Would you extract the whole listing below and retype it exactly?

════════════════════

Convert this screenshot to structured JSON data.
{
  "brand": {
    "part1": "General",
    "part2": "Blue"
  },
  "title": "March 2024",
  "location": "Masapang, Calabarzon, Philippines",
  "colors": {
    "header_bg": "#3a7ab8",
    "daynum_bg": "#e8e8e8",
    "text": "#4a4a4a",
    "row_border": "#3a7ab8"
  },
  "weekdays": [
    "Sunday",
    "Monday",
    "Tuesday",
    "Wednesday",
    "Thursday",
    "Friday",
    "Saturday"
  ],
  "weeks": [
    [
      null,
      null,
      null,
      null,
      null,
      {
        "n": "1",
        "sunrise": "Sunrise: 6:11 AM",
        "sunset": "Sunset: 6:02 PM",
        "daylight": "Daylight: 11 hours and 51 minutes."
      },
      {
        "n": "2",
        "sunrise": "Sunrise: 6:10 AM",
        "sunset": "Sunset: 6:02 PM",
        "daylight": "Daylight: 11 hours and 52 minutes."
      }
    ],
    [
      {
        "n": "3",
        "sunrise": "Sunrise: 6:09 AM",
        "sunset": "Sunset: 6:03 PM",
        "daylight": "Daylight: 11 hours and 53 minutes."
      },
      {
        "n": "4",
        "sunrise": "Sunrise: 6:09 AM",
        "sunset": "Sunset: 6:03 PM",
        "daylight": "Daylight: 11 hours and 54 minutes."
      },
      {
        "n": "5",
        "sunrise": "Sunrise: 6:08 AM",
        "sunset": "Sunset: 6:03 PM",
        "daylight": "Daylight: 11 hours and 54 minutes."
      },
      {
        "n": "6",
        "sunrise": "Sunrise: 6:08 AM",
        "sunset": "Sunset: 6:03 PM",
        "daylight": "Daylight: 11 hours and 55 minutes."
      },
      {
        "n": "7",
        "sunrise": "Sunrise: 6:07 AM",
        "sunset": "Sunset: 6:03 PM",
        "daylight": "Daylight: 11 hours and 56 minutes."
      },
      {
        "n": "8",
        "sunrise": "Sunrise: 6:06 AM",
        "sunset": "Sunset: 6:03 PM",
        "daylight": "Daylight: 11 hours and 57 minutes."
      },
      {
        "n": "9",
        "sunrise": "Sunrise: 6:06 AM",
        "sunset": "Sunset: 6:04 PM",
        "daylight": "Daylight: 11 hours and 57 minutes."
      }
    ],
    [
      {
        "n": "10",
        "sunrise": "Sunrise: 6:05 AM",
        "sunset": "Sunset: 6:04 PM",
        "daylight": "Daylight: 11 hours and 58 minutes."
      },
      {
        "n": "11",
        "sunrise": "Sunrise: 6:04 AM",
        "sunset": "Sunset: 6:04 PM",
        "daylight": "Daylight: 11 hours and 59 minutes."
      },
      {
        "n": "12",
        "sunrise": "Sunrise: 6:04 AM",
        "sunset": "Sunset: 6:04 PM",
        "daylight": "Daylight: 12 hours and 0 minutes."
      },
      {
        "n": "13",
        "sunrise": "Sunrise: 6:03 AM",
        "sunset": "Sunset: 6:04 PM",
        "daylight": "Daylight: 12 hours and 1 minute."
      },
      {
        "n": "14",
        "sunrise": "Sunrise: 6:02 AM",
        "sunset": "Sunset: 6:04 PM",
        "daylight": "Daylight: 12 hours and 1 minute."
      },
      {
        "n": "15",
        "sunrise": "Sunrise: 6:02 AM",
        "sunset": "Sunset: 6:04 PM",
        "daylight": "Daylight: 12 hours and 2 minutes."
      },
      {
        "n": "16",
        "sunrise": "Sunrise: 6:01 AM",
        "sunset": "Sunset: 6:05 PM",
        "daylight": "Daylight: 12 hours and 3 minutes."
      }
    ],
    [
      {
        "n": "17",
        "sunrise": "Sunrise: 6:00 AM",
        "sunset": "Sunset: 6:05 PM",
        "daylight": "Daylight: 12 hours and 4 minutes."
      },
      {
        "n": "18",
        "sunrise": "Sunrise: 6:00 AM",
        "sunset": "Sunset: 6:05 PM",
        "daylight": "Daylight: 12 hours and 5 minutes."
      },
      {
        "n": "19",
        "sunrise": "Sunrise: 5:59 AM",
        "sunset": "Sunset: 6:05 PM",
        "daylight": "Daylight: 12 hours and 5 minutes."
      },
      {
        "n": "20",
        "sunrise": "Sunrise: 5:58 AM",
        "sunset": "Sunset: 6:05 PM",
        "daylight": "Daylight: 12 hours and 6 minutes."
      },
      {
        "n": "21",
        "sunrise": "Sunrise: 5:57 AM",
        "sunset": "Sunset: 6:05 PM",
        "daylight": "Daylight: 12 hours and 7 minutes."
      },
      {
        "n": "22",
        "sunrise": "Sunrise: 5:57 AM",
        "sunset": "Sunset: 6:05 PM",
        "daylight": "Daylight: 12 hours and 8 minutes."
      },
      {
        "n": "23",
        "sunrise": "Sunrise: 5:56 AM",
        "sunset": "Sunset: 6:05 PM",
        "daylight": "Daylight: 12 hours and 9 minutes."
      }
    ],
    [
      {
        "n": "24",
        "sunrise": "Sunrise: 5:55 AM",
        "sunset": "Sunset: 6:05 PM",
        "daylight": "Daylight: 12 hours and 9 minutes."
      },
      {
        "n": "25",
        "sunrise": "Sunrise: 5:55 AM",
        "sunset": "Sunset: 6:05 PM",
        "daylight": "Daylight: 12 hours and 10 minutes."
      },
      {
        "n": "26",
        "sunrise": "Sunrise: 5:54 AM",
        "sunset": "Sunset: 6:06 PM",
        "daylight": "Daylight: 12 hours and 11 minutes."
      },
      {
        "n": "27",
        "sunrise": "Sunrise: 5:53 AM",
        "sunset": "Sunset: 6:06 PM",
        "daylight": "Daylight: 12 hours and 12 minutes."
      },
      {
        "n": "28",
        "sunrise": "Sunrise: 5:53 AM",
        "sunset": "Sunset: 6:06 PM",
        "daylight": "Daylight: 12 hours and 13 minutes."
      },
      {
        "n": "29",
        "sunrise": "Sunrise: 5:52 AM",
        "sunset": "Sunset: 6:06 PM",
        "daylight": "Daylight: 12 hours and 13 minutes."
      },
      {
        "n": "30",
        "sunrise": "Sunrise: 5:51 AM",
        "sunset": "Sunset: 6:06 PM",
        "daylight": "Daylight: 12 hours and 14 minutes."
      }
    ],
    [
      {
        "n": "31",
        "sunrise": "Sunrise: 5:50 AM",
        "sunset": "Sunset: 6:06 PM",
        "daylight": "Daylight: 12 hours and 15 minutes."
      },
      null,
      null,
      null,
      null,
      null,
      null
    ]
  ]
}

════════════════════

* Result of the exercise
Convert this screenshot to structured JSON data.
{
  "brand": {
    "part1": "General",
    "part2": "Blue"
  },
  "title": "March 2024",
  "location": "Masapang, Calabarzon, Philippines",
  "colors": {
    "header_bg": "#3a7ab8",
    "daynum_bg": "#e8e8e8",
    "text": "#4a4a4a",
    "row_border": "#3a7ab8"
  },
  "weekdays": [
    "Sunday",
    "Monday",
    "Tuesday",
    "Wednesday",
    "Thursday",
    "Friday",
    "Saturday"
  ],
  "weeks": [
    [
      null,
      null,
      null,
      null,
      null,
      {
        "n": "1",
        "sunrise": "Sunrise: 6:11 AM",
        "sunset": "Sunset: 6:02 PM",
        "daylight": "Daylight: 11 hours and 51 minutes."
      },
      {
        "n": "2",
        "sunrise": "Sunrise: 6:10 AM",
        "sunset": "Sunset: 6:02 PM",
        "daylight": "Daylight: 11 hours and 52 minutes."
      }
    ],
    [
      {
        "n": "3",
        "sunrise": "Sunrise: 6:09 AM",
        "sunset": "Sunset: 6:03 PM",
        "daylight": "Daylight: 11 hours and 53 minutes."
      },
      {
        "n": "4",
        "sunrise": "Sunrise: 6:09 AM",
        "sunset": "Sunset: 6:03 PM",
        "daylight": "Daylight: 11 hours and 54 minutes."
      },
      {
        "n": "5",
        "sunrise": "Sunrise: 6:08 AM",
        "sunset": "Sunset: 6:03 PM",
        "daylight": "Daylight: 11 hours and 54 minutes."
      },
      {
        "n": "6",
        "sunrise": "Sunrise: 6:08 AM",
        "sunset": "Sunset: 6:03 PM",
        "daylight": "Daylight: 11 hours and 55 minutes."
      },
      {
        "n": "7",
        "sunrise": "Sunrise: 6:07 AM",
        "sunset": "Sunset: 6:03 PM",
        "daylight": "Daylight: 11 hours and 56 minutes."
      },
      {
        "n": "8",
        "sunrise": "Sunrise: 6:06 AM",
        "sunset": "Sunset: 6:03 PM",
        "daylight": "Daylight: 11 hours and 57 minutes."
      },
      {
        "n": "9",
        "sunrise": "Sunrise: 6:06 AM",
        "sunset": "Sunset: 6:04 PM",
        "daylight": "Daylight: 11 hours and 57 minutes."
      }
    ],
    [
      {
        "n": "10",
        "sunrise": "Sunrise: 6:05 AM",
        "sunset": "Sunset: 6:04 PM",
        "daylight": "Daylight: 11 hours and 58 minutes."
      },
      {
        "n": "11",
        "sunrise": "Sunrise: 6:04 AM",
        "sunset": "Sunset: 6:04 PM",
        "daylight": "Daylight: 11 hours and 59 minutes."
      },
      {
        "n": "12",
        "sunrise": "Sunrise: 6:04 AM",
        "sunset": "Sunset: 6:04 PM",
        "daylight": "Daylight: 12 hours and 0 minutes."
      },
      {
        "n": "13",
        "sunrise": "Sunrise: 6:03 AM",
        "sunset": "Sunset: 6:04 PM",
        "daylight": "Daylight: 12 hours and 1 minute."
      },
      {
        "n": "14",
        "sunrise": "Sunrise: 6:02 AM",
        "sunset": "Sunset: 6:04 PM",
        "daylight": "Daylight: 12 hours and 1 minute."
      },
      {
        "n": "15",
        "sunrise": "Sunrise: 6:02 AM",
        "sunset": "Sunset: 6:04 PM",
        "daylight": "Daylight: 12 hours and 2 minutes."
      },
      {
        "n": "16",
        "sunrise": "Sunrise: 6:01 AM",
        "sunset": "Sunset: 6:05 PM",
        "daylight": "Daylight: 12 hours and 3 minutes."
      }
    ],
    [
      {
        "n": "17",
        "sunrise": "Sunrise: 6:00 AM",
        "sunset": "Sunset: 6:05 PM",
        "daylight": "Daylight: 12 hours and 4 minutes."
      },
      {
        "n": "18",
        "sunrise": "Sunrise: 6:00 AM",
        "sunset": "Sunset: 6:05 PM",
        "daylight": "Daylight: 12 hours and 5 minutes."
      },
      {
        "n": "19",
        "sunrise": "Sunrise: 5:59 AM",
        "sunset": "Sunset: 6:05 PM",
        "daylight": "Daylight: 12 hours and 5 minutes."
      },
      {
        "n": "20",
        "sunrise": "Sunrise: 5:58 AM",
        "sunset": "Sunset: 6:05 PM",
        "daylight": "Daylight: 12 hours and 6 minutes."
      },
      {
        "n": "21",
        "sunrise": "Sunrise: 5:57 AM",
        "sunset": "Sunset: 6:05 PM",
        "daylight": "Daylight: 12 hours and 7 minutes."
      },
      {
        "n": "22",
        "sunrise": "Sunrise: 5:57 AM",
        "sunset": "Sunset: 6:05 PM",
        "daylight": "Daylight: 12 hours and 8 minutes."
      },
      {
        "n": "23",
        "sunrise": "Sunrise: 5:56 AM",
        "sunset": "Sunset: 6:05 PM",
        "daylight": "Daylight: 12 hours and 9 minutes."
      }
    ],
    [
      {
        "n": "24",
        "sunrise": "Sunrise: 5:55 AM",
        "sunset": "Sunset: 6:05 PM",
        "daylight": "Daylight: 12 hours and 9 minutes."
      },
      {
        "n": "25",
        "sunrise": "Sunrise: 5:55 AM",
        "sunset": "Sunset: 6:05 PM",
        "daylight": "Daylight: 12 hours and 10 minutes."
      },
      {
        "n": "26",
        "sunrise": "Sunrise: 5:54 AM",
        "sunset": "Sunset: 6:06 PM",
        "daylight": "Daylight: 12 hours and 11 minutes."
      },
      {
        "n": "27",
        "sunrise": "Sunrise: 5:53 AM",
        "sunset": "Sunset: 6:06 PM",
        "daylight": "Daylight: 12 hours and 12 minutes."
      },
      {
        "n": "28",
        "sunrise": "Sunrise: 5:53 AM",
        "sunset": "Sunset: 6:06 PM",
        "daylight": "Daylight: 12 hours and 13 minutes."
      },
      {
        "n": "29",
        "sunrise": "Sunrise: 5:52 AM",
        "sunset": "Sunset: 6:06 PM",
        "daylight": "Daylight: 12 hours and 13 minutes."
      },
      {
        "n": "30",
        "sunrise": "Sunrise: 5:51 AM",
        "sunset": "Sunset: 6:06 PM",
        "daylight": "Daylight: 12 hours and 14 minutes."
      }
    ],
    [
      {
        "n": "31",
        "sunrise": "Sunrise: 5:50 AM",
        "sunset": "Sunset: 6:06 PM",
        "daylight": "Daylight: 12 hours and 15 minutes."
      },
      null,
      null,
      null,
      null,
      null,
      null
    ]
  ]
}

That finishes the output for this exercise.